Goal> Copy the material that follows word for word and omit its pictures.

-- Begin --

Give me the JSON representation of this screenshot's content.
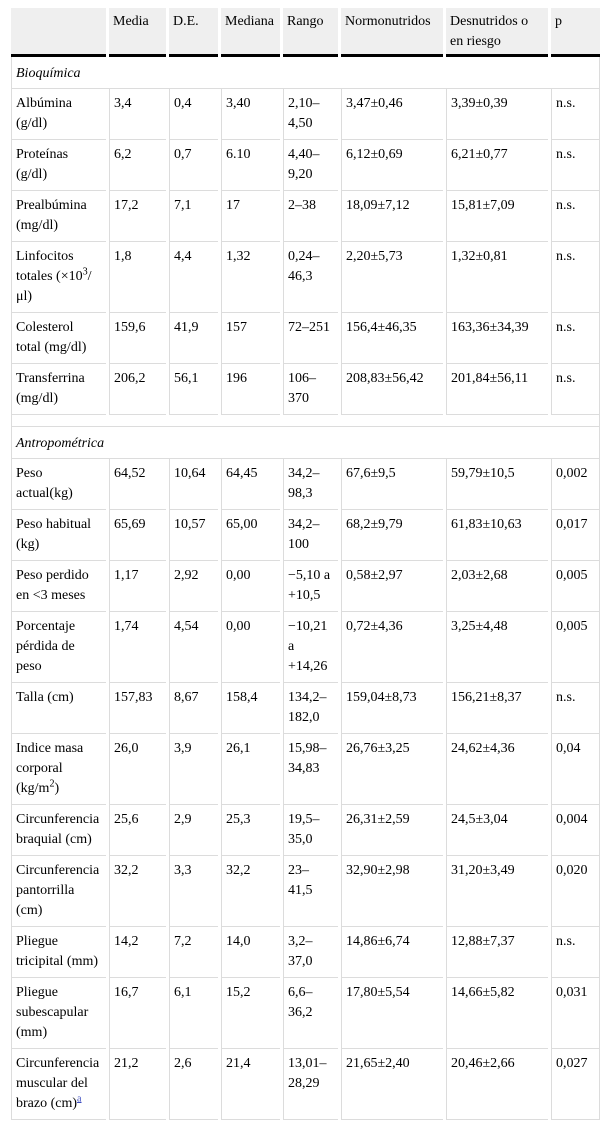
{
  "colors": {
    "page_bg": "#ffffff",
    "text": "#000000",
    "header_bg": "#efefef",
    "border": "#dcdcdc",
    "header_rule": "#000000",
    "link_blue": "#3b4cc0"
  },
  "table": {
    "columns": [
      "",
      "Media",
      "D.E.",
      "Mediana",
      "Rango",
      "Normonutridos",
      "Desnutridos o en riesgo",
      "p"
    ],
    "sections": [
      {
        "title": "Bioquímica",
        "spacer_before": false,
        "rows": [
          {
            "label": "Albúmina (g/dl)",
            "values": [
              "3,4",
              "0,4",
              "3,40",
              "2,10–4,50",
              "3,47±0,46",
              "3,39±0,39",
              "n.s."
            ]
          },
          {
            "label": "Proteínas (g/dl)",
            "values": [
              "6,2",
              "0,7",
              "6.10",
              "4,40–9,20",
              "6,12±0,69",
              "6,21±0,77",
              "n.s."
            ]
          },
          {
            "label": "Prealbúmina (mg/dl)",
            "values": [
              "17,2",
              "7,1",
              "17",
              "2–38",
              "18,09±7,12",
              "15,81±7,09",
              "n.s."
            ]
          },
          {
            "label": "Linfocitos totales (×10^{3}/μl)",
            "values": [
              "1,8",
              "4,4",
              "1,32",
              "0,24–46,3",
              "2,20±5,73",
              "1,32±0,81",
              "n.s."
            ]
          },
          {
            "label": "Colesterol total (mg/dl)",
            "values": [
              "159,6",
              "41,9",
              "157",
              "72–251",
              "156,4±46,35",
              "163,36±34,39",
              "n.s."
            ]
          },
          {
            "label": "Transferrina (mg/dl)",
            "values": [
              "206,2",
              "56,1",
              "196",
              "106–370",
              "208,83±56,42",
              "201,84±56,11",
              "n.s."
            ]
          }
        ]
      },
      {
        "title": "Antropométrica",
        "spacer_before": true,
        "rows": [
          {
            "label": "Peso actual(kg)",
            "values": [
              "64,52",
              "10,64",
              "64,45",
              "34,2–98,3",
              "67,6±9,5",
              "59,79±10,5",
              "0,002"
            ]
          },
          {
            "label": "Peso habitual (kg)",
            "values": [
              "65,69",
              "10,57",
              "65,00",
              "34,2–100",
              "68,2±9,79",
              "61,83±10,63",
              "0,017"
            ]
          },
          {
            "label": "Peso perdido en <3 meses",
            "values": [
              "1,17",
              "2,92",
              "0,00",
              "−5,10 a +10,5",
              "0,58±2,97",
              "2,03±2,68",
              "0,005"
            ]
          },
          {
            "label": "Porcentaje pérdida de peso",
            "values": [
              "1,74",
              "4,54",
              "0,00",
              "−10,21 a +14,26",
              "0,72±4,36",
              "3,25±4,48",
              "0,005"
            ]
          },
          {
            "label": "Talla (cm)",
            "values": [
              "157,83",
              "8,67",
              "158,4",
              "134,2–182,0",
              "159,04±8,73",
              "156,21±8,37",
              "n.s."
            ]
          },
          {
            "label": "Indice masa corporal (kg/m^{2})",
            "values": [
              "26,0",
              "3,9",
              "26,1",
              "15,98–34,83",
              "26,76±3,25",
              "24,62±4,36",
              "0,04"
            ]
          },
          {
            "label": "Circunferencia braquial (cm)",
            "values": [
              "25,6",
              "2,9",
              "25,3",
              "19,5–35,0",
              "26,31±2,59",
              "24,5±3,04",
              "0,004"
            ]
          },
          {
            "label": "Circunferencia pantorrilla (cm)",
            "values": [
              "32,2",
              "3,3",
              "32,2",
              "23–41,5",
              "32,90±2,98",
              "31,20±3,49",
              "0,020"
            ]
          },
          {
            "label": "Pliegue tricipital (mm)",
            "values": [
              "14,2",
              "7,2",
              "14,0",
              "3,2–37,0",
              "14,86±6,74",
              "12,88±7,37",
              "n.s."
            ]
          },
          {
            "label": "Pliegue subescapular (mm)",
            "values": [
              "16,7",
              "6,1",
              "15,2",
              "6,6–36,2",
              "17,80±5,54",
              "14,66±5,82",
              "0,031"
            ]
          },
          {
            "label": "Circunferencia muscular del brazo (cm)",
            "footnote": "a",
            "values": [
              "21,2",
              "2,6",
              "21,4",
              "13,01–28,29",
              "21,65±2,40",
              "20,46±2,66",
              "0,027"
            ]
          }
        ]
      }
    ]
  }
}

-- End --

Full answer>
Give me the JSON representation of this screenshot's content.
{
  "colors": {
    "page_bg": "#ffffff",
    "text": "#000000",
    "header_bg": "#efefef",
    "border": "#dcdcdc",
    "header_rule": "#000000",
    "link_blue": "#3b4cc0"
  },
  "table": {
    "columns": [
      "",
      "Media",
      "D.E.",
      "Mediana",
      "Rango",
      "Normonutridos",
      "Desnutridos o en riesgo",
      "p"
    ],
    "sections": [
      {
        "title": "Bioquímica",
        "spacer_before": false,
        "rows": [
          {
            "label": "Albúmina (g/dl)",
            "values": [
              "3,4",
              "0,4",
              "3,40",
              "2,10–4,50",
              "3,47±0,46",
              "3,39±0,39",
              "n.s."
            ]
          },
          {
            "label": "Proteínas (g/dl)",
            "values": [
              "6,2",
              "0,7",
              "6.10",
              "4,40–9,20",
              "6,12±0,69",
              "6,21±0,77",
              "n.s."
            ]
          },
          {
            "label": "Prealbúmina (mg/dl)",
            "values": [
              "17,2",
              "7,1",
              "17",
              "2–38",
              "18,09±7,12",
              "15,81±7,09",
              "n.s."
            ]
          },
          {
            "label": "Linfocitos totales (×10^{3}/μl)",
            "values": [
              "1,8",
              "4,4",
              "1,32",
              "0,24–46,3",
              "2,20±5,73",
              "1,32±0,81",
              "n.s."
            ]
          },
          {
            "label": "Colesterol total (mg/dl)",
            "values": [
              "159,6",
              "41,9",
              "157",
              "72–251",
              "156,4±46,35",
              "163,36±34,39",
              "n.s."
            ]
          },
          {
            "label": "Transferrina (mg/dl)",
            "values": [
              "206,2",
              "56,1",
              "196",
              "106–370",
              "208,83±56,42",
              "201,84±56,11",
              "n.s."
            ]
          }
        ]
      },
      {
        "title": "Antropométrica",
        "spacer_before": true,
        "rows": [
          {
            "label": "Peso actual(kg)",
            "values": [
              "64,52",
              "10,64",
              "64,45",
              "34,2–98,3",
              "67,6±9,5",
              "59,79±10,5",
              "0,002"
            ]
          },
          {
            "label": "Peso habitual (kg)",
            "values": [
              "65,69",
              "10,57",
              "65,00",
              "34,2–100",
              "68,2±9,79",
              "61,83±10,63",
              "0,017"
            ]
          },
          {
            "label": "Peso perdido en <3 meses",
            "values": [
              "1,17",
              "2,92",
              "0,00",
              "−5,10 a +10,5",
              "0,58±2,97",
              "2,03±2,68",
              "0,005"
            ]
          },
          {
            "label": "Porcentaje pérdida de peso",
            "values": [
              "1,74",
              "4,54",
              "0,00",
              "−10,21 a +14,26",
              "0,72±4,36",
              "3,25±4,48",
              "0,005"
            ]
          },
          {
            "label": "Talla (cm)",
            "values": [
              "157,83",
              "8,67",
              "158,4",
              "134,2–182,0",
              "159,04±8,73",
              "156,21±8,37",
              "n.s."
            ]
          },
          {
            "label": "Indice masa corporal (kg/m^{2})",
            "values": [
              "26,0",
              "3,9",
              "26,1",
              "15,98–34,83",
              "26,76±3,25",
              "24,62±4,36",
              "0,04"
            ]
          },
          {
            "label": "Circunferencia braquial (cm)",
            "values": [
              "25,6",
              "2,9",
              "25,3",
              "19,5–35,0",
              "26,31±2,59",
              "24,5±3,04",
              "0,004"
            ]
          },
          {
            "label": "Circunferencia pantorrilla (cm)",
            "values": [
              "32,2",
              "3,3",
              "32,2",
              "23–41,5",
              "32,90±2,98",
              "31,20±3,49",
              "0,020"
            ]
          },
          {
            "label": "Pliegue tricipital (mm)",
            "values": [
              "14,2",
              "7,2",
              "14,0",
              "3,2–37,0",
              "14,86±6,74",
              "12,88±7,37",
              "n.s."
            ]
          },
          {
            "label": "Pliegue subescapular (mm)",
            "values": [
              "16,7",
              "6,1",
              "15,2",
              "6,6–36,2",
              "17,80±5,54",
              "14,66±5,82",
              "0,031"
            ]
          },
          {
            "label": "Circunferencia muscular del brazo (cm)",
            "footnote": "a",
            "values": [
              "21,2",
              "2,6",
              "21,4",
              "13,01–28,29",
              "21,65±2,40",
              "20,46±2,66",
              "0,027"
            ]
          }
        ]
      }
    ]
  }
}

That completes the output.